Task to carry out: Copy each line that has the string "deine" somewhere in it.

Dataset rows:
....................

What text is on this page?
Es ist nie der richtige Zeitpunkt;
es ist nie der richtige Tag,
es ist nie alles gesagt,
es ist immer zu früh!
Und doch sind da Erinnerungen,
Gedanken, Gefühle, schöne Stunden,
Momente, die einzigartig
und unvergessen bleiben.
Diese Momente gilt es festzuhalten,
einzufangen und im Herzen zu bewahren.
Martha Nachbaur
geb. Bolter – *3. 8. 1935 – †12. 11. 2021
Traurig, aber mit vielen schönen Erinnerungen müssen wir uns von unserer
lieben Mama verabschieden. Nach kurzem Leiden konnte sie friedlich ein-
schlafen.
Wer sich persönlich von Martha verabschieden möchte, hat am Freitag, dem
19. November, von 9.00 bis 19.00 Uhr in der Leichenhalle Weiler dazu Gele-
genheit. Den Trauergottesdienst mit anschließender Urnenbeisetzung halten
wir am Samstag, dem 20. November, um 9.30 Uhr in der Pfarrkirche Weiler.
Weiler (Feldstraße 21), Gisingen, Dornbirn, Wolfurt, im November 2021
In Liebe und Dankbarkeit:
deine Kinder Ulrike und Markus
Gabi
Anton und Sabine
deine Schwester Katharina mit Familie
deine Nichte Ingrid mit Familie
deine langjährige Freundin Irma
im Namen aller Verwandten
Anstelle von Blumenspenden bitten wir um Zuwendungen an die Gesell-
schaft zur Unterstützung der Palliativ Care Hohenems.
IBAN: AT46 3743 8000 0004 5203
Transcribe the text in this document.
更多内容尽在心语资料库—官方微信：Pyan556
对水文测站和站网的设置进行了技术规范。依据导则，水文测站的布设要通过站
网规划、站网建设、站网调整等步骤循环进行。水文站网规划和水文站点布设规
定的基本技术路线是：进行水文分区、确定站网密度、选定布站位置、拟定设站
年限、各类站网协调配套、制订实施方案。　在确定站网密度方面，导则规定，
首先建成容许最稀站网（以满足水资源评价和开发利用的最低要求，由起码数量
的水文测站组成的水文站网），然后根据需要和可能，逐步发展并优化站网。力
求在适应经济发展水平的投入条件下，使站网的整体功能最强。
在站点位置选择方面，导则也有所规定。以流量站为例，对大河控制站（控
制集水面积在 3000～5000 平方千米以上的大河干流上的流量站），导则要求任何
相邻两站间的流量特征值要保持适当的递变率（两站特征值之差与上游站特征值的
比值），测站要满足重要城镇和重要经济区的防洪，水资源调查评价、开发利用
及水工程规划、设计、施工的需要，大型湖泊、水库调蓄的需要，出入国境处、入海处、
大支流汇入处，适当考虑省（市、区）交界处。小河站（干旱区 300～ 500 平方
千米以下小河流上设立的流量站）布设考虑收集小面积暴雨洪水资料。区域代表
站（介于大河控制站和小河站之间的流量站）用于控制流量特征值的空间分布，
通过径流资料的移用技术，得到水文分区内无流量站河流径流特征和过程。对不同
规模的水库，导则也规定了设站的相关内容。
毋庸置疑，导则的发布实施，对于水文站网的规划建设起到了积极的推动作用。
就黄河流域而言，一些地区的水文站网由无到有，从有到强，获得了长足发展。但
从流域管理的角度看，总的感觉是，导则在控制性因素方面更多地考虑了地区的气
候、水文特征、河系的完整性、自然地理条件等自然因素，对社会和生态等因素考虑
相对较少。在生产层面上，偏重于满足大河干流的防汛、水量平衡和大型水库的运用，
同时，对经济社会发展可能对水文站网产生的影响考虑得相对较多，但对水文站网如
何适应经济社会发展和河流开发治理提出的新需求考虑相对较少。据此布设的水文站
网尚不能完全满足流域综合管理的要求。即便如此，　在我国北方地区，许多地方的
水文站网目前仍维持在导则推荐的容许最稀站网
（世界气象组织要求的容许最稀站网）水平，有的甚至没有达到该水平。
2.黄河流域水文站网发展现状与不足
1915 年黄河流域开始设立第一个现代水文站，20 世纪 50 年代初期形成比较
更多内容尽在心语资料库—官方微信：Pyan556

....................

Result of the task:
deine Kinder Ulrike und Markus
deine Schwester Katharina mit Familie
deine Nichte Ingrid mit Familie
deine langjährige Freundin Irma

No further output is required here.